Write out each line in which the string "advanced" is present.
#####
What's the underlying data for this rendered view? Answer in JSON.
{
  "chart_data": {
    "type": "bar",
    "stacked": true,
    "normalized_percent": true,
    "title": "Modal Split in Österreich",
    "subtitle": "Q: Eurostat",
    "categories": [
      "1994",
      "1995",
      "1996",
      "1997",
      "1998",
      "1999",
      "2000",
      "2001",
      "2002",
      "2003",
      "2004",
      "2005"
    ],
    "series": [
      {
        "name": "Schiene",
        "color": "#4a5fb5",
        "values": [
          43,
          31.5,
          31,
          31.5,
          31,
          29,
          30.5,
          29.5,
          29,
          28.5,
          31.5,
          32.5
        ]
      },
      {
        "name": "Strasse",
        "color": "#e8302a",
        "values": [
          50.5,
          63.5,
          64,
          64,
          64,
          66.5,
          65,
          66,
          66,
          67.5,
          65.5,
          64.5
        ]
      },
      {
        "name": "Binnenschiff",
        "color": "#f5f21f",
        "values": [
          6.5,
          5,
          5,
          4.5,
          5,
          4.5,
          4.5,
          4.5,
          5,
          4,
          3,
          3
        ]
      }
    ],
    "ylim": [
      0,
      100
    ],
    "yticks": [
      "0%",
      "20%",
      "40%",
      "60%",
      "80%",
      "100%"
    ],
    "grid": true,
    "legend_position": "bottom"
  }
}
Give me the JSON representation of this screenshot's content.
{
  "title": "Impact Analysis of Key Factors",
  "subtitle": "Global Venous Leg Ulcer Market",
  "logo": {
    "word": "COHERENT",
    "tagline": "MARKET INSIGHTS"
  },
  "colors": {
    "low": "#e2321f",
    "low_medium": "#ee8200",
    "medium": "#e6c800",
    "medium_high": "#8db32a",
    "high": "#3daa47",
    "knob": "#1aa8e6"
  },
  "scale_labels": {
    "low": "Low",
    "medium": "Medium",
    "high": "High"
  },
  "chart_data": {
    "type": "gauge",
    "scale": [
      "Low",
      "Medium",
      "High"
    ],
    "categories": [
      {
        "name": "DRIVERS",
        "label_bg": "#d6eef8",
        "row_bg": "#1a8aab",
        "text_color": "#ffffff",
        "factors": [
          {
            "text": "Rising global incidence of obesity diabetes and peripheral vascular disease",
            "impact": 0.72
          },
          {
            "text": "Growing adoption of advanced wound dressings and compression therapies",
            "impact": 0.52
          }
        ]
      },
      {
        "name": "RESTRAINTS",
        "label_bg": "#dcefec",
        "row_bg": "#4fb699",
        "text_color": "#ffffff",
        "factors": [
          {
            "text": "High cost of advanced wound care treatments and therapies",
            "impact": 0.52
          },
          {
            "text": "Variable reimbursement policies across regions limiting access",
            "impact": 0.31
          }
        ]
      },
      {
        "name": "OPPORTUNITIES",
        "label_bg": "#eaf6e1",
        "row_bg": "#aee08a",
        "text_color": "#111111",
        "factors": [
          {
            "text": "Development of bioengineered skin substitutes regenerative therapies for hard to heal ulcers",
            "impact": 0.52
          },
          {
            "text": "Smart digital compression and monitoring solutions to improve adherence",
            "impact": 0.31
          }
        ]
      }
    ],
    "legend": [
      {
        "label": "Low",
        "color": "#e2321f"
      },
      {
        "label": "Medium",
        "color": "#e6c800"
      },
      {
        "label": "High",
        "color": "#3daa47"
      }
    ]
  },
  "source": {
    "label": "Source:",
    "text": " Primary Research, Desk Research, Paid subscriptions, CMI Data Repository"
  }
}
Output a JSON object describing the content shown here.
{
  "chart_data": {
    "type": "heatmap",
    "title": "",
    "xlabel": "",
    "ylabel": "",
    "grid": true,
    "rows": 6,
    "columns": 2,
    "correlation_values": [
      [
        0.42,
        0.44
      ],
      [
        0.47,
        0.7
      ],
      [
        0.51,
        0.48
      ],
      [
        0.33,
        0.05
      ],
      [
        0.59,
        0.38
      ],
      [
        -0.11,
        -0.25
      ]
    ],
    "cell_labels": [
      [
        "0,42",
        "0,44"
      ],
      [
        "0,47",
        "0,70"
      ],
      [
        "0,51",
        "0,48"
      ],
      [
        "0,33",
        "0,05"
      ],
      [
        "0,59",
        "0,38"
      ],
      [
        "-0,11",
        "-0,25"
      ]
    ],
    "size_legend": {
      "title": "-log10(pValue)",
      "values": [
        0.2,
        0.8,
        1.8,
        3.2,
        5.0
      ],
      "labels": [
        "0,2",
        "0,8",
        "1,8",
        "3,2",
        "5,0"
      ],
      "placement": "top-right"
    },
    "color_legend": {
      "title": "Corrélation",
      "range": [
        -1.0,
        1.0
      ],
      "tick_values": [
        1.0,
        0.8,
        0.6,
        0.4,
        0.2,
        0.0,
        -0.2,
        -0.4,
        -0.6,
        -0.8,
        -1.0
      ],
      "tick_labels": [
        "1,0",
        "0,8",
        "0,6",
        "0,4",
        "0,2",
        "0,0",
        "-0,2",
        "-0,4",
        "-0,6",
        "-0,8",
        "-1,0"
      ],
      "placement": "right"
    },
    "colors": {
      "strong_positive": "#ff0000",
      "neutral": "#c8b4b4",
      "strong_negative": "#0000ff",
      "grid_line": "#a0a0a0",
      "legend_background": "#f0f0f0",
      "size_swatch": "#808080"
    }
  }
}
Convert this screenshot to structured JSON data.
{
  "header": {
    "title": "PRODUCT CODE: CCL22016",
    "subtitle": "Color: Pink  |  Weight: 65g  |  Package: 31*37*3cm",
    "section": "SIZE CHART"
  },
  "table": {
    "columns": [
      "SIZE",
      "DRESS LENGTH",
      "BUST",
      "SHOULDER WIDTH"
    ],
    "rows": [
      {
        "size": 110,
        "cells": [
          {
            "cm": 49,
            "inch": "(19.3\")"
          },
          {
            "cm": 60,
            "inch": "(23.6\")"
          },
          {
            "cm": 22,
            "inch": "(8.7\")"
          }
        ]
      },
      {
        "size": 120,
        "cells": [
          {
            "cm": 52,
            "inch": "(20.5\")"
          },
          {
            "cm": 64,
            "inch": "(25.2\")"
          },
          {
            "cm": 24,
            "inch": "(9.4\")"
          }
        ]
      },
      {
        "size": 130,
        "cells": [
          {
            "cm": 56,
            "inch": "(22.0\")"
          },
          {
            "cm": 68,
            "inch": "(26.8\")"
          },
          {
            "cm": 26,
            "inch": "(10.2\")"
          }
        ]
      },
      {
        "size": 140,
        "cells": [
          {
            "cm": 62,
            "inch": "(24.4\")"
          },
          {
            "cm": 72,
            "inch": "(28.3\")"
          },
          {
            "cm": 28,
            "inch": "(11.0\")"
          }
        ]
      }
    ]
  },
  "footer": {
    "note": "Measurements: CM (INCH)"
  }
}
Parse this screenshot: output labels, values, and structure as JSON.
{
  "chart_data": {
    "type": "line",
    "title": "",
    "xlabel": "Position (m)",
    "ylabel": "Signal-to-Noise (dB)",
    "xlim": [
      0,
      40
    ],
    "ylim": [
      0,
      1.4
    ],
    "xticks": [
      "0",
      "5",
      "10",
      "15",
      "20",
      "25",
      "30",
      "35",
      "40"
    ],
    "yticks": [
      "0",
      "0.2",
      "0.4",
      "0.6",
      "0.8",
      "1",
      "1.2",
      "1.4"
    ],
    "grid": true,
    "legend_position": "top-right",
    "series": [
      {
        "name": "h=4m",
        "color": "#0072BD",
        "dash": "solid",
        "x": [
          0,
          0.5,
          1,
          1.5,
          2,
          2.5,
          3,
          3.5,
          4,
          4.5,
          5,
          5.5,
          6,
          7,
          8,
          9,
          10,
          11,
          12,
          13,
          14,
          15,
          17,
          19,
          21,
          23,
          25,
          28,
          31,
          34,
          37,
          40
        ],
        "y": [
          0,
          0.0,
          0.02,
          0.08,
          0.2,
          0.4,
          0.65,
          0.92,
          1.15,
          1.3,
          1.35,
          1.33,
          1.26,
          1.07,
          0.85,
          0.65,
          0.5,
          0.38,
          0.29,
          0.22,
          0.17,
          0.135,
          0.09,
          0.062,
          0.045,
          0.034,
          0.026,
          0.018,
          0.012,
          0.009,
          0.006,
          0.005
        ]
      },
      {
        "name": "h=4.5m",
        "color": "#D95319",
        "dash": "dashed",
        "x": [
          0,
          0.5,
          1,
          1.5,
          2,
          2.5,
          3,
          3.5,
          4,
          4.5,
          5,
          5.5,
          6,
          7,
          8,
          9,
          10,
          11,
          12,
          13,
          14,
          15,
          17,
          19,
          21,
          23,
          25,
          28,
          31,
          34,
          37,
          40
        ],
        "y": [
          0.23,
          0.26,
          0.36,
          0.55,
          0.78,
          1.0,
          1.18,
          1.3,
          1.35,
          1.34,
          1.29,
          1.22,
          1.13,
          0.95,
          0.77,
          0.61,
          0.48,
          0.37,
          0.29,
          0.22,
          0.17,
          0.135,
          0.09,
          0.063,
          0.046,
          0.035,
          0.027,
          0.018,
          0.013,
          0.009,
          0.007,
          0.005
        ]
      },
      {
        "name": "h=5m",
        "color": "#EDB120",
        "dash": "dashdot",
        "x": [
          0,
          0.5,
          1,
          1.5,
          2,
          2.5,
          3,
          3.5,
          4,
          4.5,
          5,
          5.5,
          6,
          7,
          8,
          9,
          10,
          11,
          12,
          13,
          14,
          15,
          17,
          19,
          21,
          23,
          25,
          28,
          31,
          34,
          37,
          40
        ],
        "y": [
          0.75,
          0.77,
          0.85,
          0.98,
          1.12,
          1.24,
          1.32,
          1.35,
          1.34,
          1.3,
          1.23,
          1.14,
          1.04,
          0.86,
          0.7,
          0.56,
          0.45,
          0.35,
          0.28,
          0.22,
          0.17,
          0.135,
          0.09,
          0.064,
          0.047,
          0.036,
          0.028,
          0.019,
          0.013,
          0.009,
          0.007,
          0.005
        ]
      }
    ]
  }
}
#####
**Correct result**
            "text": "Growing adoption of advanced wound dressings and compression therapies",
            "text": "High cost of advanced wound care treatments and therapies",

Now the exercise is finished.